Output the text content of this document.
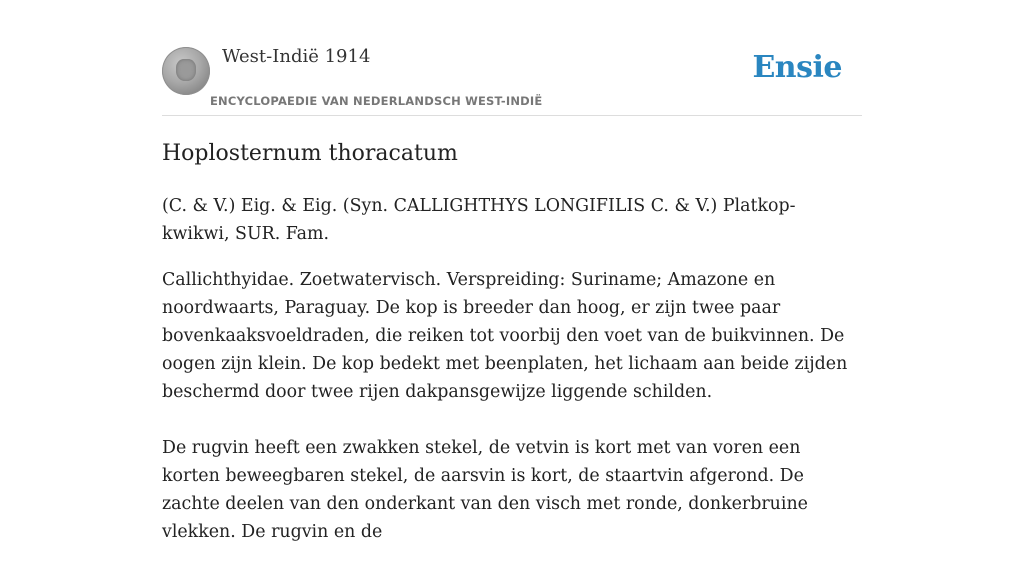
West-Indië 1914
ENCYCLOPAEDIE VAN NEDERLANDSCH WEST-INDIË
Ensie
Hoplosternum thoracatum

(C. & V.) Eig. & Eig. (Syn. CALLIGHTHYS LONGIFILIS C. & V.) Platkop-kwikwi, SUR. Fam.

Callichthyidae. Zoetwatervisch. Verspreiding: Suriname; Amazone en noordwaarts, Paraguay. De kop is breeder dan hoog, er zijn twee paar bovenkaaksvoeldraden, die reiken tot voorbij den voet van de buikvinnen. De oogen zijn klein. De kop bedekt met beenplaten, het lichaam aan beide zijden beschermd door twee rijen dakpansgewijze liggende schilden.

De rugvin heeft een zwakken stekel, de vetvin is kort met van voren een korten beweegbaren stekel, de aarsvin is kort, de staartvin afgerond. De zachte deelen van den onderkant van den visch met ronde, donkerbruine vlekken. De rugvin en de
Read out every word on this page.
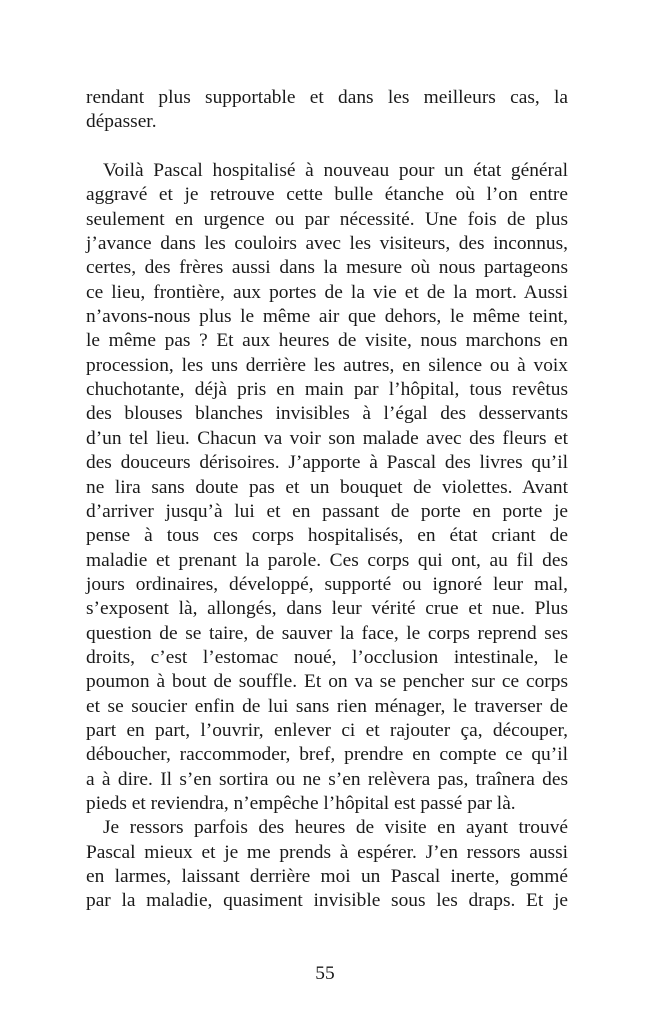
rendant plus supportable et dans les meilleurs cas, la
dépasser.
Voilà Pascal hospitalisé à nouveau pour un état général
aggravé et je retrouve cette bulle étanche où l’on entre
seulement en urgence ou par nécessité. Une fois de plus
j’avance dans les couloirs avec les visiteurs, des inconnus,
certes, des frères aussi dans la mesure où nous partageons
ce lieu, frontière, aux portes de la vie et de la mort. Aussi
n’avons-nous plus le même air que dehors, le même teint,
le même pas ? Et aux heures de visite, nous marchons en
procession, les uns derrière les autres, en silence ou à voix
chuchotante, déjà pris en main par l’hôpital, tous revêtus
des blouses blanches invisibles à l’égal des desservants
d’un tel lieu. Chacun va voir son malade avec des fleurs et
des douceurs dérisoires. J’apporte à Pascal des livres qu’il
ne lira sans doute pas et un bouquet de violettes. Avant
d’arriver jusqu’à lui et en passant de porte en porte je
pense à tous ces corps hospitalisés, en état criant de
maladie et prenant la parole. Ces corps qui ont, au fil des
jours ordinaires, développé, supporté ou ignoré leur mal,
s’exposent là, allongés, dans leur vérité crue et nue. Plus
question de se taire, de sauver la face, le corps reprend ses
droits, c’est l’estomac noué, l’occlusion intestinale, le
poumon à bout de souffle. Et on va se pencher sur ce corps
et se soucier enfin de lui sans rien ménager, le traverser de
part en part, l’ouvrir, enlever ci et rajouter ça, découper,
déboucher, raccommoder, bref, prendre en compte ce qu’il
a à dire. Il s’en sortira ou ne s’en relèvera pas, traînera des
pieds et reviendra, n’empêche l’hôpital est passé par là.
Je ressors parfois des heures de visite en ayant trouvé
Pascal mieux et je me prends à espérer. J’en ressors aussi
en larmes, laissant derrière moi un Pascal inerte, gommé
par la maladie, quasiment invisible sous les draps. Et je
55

==

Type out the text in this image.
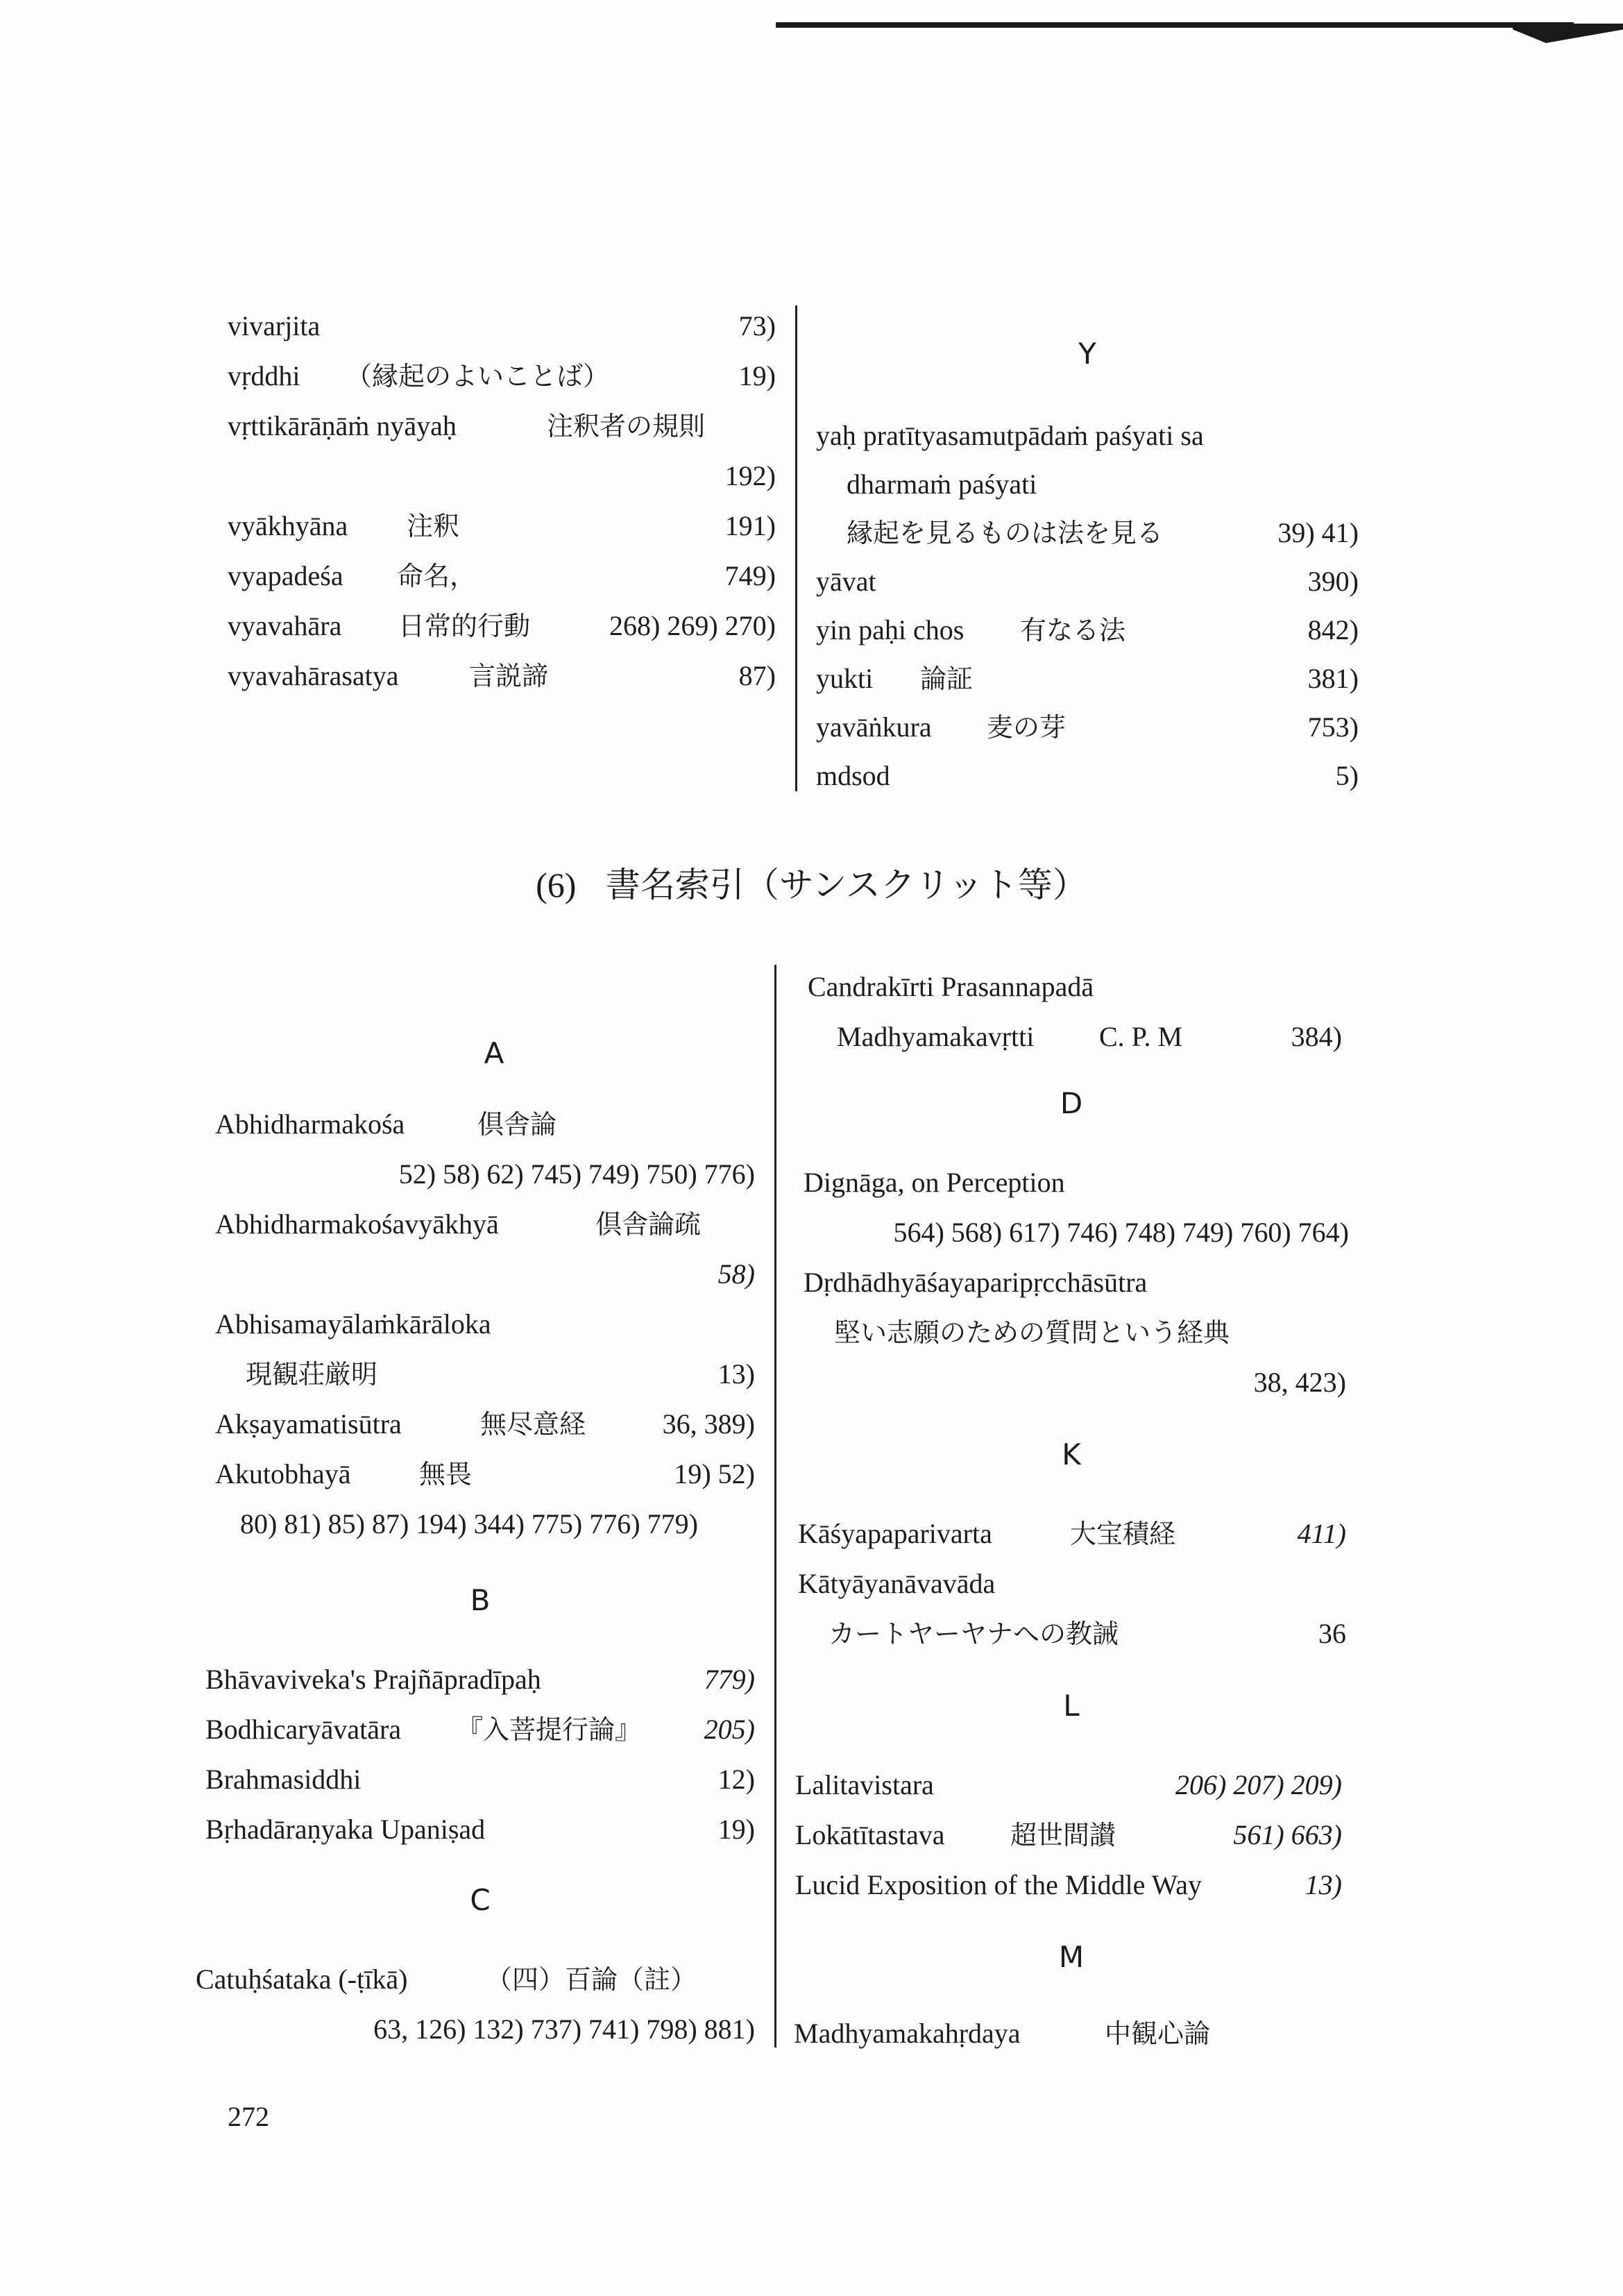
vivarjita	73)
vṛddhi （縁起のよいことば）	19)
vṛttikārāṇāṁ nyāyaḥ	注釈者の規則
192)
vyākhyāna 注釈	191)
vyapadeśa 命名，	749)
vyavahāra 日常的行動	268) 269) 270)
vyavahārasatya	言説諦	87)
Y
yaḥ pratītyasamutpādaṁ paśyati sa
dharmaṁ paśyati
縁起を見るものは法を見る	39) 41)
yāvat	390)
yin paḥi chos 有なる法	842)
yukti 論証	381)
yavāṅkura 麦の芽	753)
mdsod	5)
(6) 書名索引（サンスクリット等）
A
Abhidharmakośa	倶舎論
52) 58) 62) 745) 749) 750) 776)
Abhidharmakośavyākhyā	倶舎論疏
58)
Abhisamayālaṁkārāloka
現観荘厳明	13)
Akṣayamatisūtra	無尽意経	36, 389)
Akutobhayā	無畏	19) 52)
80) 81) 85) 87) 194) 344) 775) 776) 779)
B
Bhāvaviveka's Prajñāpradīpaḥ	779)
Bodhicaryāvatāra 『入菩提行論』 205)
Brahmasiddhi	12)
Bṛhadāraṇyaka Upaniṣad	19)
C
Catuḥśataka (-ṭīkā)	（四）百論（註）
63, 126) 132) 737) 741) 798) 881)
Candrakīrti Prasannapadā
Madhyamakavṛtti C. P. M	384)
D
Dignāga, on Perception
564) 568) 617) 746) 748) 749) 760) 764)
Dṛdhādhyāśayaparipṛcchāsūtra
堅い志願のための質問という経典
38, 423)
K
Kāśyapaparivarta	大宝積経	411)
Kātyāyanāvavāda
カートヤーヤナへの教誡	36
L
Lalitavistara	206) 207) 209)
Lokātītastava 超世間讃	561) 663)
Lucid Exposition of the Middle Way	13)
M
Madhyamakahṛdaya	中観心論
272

* * *

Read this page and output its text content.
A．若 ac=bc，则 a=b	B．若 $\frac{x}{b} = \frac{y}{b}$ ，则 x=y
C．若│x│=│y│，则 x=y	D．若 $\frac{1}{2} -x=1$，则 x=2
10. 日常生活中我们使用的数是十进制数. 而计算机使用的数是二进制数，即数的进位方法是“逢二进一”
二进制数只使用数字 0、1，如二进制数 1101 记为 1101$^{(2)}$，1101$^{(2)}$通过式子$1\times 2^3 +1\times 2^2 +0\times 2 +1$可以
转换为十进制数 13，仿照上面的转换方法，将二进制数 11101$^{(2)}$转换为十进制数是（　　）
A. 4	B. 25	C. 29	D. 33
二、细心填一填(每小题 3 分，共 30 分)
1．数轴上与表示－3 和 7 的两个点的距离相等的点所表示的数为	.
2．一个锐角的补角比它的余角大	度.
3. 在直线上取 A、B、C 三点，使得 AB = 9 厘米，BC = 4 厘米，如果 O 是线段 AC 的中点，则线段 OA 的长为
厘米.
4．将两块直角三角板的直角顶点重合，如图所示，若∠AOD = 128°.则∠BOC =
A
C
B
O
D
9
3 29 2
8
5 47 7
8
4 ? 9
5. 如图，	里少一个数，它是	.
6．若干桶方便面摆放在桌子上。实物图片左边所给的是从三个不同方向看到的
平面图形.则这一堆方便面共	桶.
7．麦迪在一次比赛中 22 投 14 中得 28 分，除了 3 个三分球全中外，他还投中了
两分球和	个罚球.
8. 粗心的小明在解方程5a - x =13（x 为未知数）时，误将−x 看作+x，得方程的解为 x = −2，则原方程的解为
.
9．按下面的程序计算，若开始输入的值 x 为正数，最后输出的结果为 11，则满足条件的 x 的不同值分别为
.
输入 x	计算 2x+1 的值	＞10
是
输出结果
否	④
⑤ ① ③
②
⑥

## GIVEN PROBLEM
Wherever "nous" shows up in a line, copy that line.

## SOLUTION
certes, des frères aussi dans la mesure où nous partageons
n’avons-nous plus le même air que dehors, le même teint,
le même pas ? Et aux heures de visite, nous marchons en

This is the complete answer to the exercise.